▶ _Your goal_: A faithful transcription of all the data is required.

** Start of Excerpted data **

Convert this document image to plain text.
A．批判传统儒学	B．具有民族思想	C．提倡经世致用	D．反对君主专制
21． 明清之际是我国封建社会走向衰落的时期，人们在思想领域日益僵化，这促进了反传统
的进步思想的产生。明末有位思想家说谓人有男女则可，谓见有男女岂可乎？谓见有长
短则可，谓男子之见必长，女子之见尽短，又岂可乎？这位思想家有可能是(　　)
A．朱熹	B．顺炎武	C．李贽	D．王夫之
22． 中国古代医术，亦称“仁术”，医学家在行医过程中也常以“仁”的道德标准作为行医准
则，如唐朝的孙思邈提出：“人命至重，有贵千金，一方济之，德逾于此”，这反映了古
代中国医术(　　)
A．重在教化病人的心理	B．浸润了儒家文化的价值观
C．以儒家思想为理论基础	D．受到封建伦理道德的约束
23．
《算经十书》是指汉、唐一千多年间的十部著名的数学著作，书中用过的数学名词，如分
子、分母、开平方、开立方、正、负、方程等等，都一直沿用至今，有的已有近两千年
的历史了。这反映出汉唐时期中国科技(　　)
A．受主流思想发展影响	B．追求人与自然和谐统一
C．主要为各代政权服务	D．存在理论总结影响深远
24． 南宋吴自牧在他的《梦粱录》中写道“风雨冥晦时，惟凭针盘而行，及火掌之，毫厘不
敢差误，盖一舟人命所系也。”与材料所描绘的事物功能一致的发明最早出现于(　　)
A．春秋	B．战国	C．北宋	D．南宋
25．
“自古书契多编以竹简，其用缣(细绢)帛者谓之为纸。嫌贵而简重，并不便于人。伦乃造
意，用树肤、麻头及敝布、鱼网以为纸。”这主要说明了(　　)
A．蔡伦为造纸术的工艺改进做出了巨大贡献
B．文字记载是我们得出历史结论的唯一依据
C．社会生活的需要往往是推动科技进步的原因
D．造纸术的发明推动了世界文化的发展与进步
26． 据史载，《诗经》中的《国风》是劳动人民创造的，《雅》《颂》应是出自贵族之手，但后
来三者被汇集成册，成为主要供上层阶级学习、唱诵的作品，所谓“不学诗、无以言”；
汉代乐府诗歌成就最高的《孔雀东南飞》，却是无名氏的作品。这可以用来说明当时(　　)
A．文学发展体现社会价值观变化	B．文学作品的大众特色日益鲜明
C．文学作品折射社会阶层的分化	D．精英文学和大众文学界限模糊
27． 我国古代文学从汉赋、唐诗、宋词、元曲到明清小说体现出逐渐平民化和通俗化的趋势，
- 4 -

** End of Excerpted data **

▶ _Exercise result_:
Convert this document image to plain text.
A．批判传统儒学	B．具有民族思想	C．提倡经世致用	D．反对君主专制
21． 明清之际是我国封建社会走向衰落的时期，人们在思想领域日益僵化，这促进了反传统
的进步思想的产生。明末有位思想家说谓人有男女则可，谓见有男女岂可乎？谓见有长
短则可，谓男子之见必长，女子之见尽短，又岂可乎？这位思想家有可能是(　　)
A．朱熹	B．顺炎武	C．李贽	D．王夫之
22． 中国古代医术，亦称“仁术”，医学家在行医过程中也常以“仁”的道德标准作为行医准
则，如唐朝的孙思邈提出：“人命至重，有贵千金，一方济之，德逾于此”，这反映了古
代中国医术(　　)
A．重在教化病人的心理	B．浸润了儒家文化的价值观
C．以儒家思想为理论基础	D．受到封建伦理道德的约束
23．
《算经十书》是指汉、唐一千多年间的十部著名的数学著作，书中用过的数学名词，如分
子、分母、开平方、开立方、正、负、方程等等，都一直沿用至今，有的已有近两千年
的历史了。这反映出汉唐时期中国科技(　　)
A．受主流思想发展影响	B．追求人与自然和谐统一
C．主要为各代政权服务	D．存在理论总结影响深远
24． 南宋吴自牧在他的《梦粱录》中写道“风雨冥晦时，惟凭针盘而行，及火掌之，毫厘不
敢差误，盖一舟人命所系也。”与材料所描绘的事物功能一致的发明最早出现于(　　)
A．春秋	B．战国	C．北宋	D．南宋
25．
“自古书契多编以竹简，其用缣(细绢)帛者谓之为纸。嫌贵而简重，并不便于人。伦乃造
意，用树肤、麻头及敝布、鱼网以为纸。”这主要说明了(　　)
A．蔡伦为造纸术的工艺改进做出了巨大贡献
B．文字记载是我们得出历史结论的唯一依据
C．社会生活的需要往往是推动科技进步的原因
D．造纸术的发明推动了世界文化的发展与进步
26． 据史载，《诗经》中的《国风》是劳动人民创造的，《雅》《颂》应是出自贵族之手，但后
来三者被汇集成册，成为主要供上层阶级学习、唱诵的作品，所谓“不学诗、无以言”；
汉代乐府诗歌成就最高的《孔雀东南飞》，却是无名氏的作品。这可以用来说明当时(　　)
A．文学发展体现社会价值观变化	B．文学作品的大众特色日益鲜明
C．文学作品折射社会阶层的分化	D．精英文学和大众文学界限模糊
27． 我国古代文学从汉赋、唐诗、宋词、元曲到明清小说体现出逐渐平民化和通俗化的趋势，
- 4 -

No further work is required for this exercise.